What you are asked to do → Rewrite the listing below as a Markdown table with the columns "No." and "Entry", starting at the line with "Extract all elements" and ending with the line with "output-text: grep: nmap: Is", both included. Number each row, skip blank lines, and leave out the pictures.

Data rows →
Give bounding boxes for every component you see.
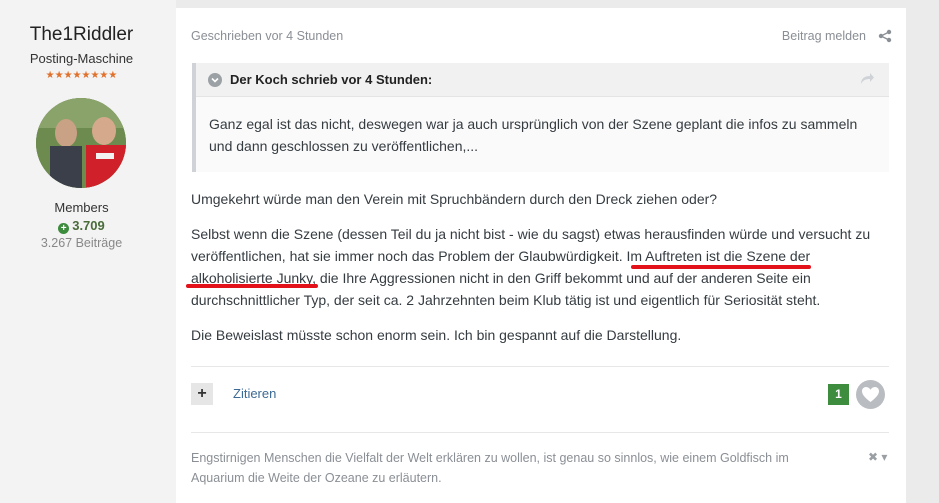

* * *

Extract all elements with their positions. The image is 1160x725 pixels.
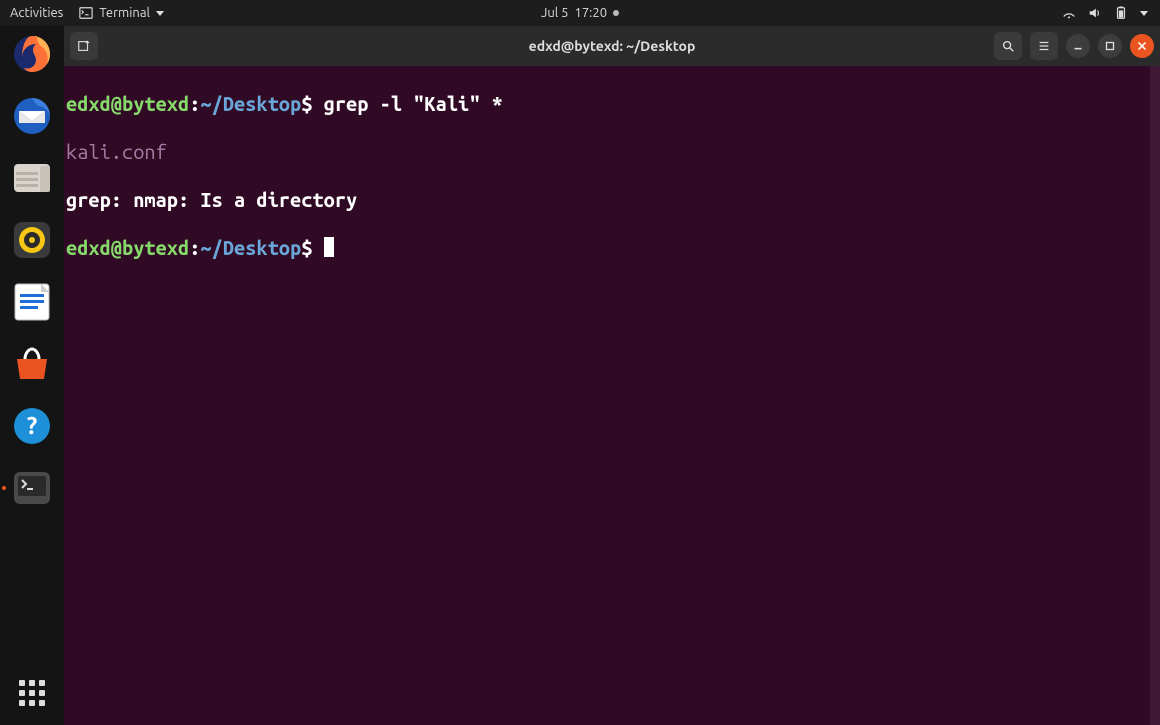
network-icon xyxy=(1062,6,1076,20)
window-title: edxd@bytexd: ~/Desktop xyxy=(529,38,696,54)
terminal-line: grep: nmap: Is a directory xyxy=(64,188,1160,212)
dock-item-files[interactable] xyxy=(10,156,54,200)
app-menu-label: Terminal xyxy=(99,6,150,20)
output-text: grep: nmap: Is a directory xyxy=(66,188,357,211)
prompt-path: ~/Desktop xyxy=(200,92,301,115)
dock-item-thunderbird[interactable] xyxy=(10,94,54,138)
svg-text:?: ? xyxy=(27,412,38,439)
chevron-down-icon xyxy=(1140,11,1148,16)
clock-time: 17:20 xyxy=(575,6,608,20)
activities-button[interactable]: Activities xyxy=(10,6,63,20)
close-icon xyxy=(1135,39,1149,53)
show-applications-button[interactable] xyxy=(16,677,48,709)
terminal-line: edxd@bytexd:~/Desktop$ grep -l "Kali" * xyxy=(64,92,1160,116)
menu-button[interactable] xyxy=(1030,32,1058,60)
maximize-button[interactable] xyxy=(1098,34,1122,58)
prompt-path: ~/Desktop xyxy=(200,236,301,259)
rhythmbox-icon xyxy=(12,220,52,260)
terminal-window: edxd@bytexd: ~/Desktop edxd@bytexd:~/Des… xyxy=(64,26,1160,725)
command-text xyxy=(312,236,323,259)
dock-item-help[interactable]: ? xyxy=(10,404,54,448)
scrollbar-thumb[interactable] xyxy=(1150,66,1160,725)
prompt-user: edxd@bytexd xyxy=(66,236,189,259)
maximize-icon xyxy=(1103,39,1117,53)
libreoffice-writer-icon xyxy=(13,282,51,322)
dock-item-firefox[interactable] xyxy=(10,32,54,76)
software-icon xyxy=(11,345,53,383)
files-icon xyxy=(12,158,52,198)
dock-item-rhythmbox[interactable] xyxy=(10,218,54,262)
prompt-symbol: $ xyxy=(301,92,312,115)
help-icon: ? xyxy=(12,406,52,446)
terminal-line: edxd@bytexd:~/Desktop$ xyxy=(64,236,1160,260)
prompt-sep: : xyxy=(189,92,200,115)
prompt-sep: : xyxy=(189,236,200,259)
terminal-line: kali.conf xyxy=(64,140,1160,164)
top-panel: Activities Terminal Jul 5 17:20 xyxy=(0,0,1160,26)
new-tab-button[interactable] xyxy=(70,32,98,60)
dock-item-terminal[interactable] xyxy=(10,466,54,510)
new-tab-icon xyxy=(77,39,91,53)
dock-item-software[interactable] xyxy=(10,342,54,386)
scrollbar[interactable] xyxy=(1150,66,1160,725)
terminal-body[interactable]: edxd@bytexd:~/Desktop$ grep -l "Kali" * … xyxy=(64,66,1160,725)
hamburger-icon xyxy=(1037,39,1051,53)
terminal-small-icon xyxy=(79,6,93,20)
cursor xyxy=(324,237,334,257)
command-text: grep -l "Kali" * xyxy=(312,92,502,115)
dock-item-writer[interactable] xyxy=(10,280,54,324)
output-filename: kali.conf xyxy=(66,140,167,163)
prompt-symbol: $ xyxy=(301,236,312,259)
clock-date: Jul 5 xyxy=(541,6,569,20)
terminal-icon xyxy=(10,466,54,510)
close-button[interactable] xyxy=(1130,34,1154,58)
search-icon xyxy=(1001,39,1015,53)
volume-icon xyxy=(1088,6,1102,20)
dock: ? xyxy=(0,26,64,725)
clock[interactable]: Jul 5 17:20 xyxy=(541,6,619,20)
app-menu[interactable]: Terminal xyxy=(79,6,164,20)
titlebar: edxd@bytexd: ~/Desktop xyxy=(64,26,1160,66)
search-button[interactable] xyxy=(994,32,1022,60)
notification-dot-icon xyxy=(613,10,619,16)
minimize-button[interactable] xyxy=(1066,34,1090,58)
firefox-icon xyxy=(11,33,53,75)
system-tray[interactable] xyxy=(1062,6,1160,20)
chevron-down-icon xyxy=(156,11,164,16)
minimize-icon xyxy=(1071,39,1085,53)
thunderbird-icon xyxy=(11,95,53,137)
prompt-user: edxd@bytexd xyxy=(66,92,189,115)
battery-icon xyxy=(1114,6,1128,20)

==

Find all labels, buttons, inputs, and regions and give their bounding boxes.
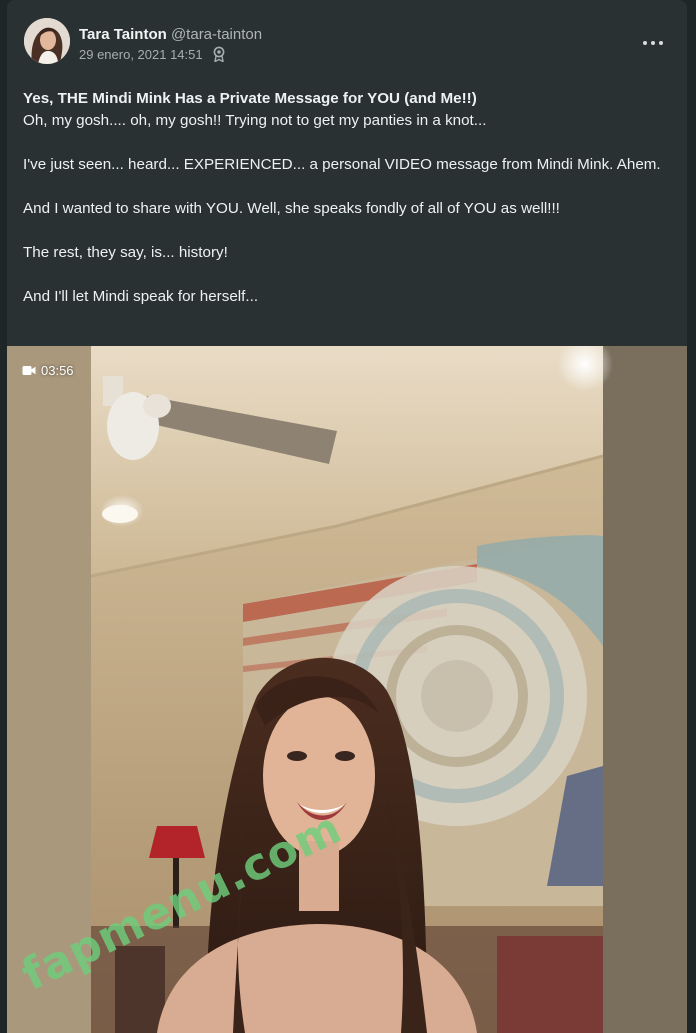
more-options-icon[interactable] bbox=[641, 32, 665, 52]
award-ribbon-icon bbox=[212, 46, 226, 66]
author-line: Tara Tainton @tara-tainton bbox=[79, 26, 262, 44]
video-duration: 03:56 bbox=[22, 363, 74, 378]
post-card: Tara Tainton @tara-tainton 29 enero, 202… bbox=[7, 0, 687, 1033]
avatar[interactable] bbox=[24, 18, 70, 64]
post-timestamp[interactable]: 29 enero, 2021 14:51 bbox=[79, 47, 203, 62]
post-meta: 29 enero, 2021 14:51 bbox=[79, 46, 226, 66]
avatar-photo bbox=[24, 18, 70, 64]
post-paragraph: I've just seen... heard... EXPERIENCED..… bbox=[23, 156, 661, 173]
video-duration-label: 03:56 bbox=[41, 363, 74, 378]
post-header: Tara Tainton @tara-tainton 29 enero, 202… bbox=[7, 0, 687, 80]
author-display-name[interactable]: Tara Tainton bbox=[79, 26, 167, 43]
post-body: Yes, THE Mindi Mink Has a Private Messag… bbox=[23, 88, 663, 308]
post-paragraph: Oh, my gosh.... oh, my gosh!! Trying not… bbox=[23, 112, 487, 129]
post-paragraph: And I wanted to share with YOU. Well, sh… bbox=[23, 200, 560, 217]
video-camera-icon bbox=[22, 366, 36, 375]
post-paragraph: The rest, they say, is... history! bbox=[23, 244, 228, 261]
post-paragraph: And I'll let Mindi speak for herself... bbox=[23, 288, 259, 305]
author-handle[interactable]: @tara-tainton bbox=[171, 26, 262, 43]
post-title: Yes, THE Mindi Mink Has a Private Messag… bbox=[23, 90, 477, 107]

Worked answer →
| No. | Entry |
|---|---|
| 1 | Extract all elements with their positions. The image is 1160x725 pixels. |
| 2 | network-icon xyxy=(1062,6,1076,20) |
| 3 | window-title: edxd@bytexd: ~/Desktop xyxy=(529,38,696,54) |
| 4 | terminal-line: grep: nmap: Is a directory xyxy=(64,188,1160,212) |
| 5 | dock-item-files[interactable] xyxy=(10,156,54,200) |
| 6 | app-menu-label: Terminal xyxy=(99,6,150,20) |
| 7 | output-text: grep: nmap: Is a directory xyxy=(66,188,357,211) |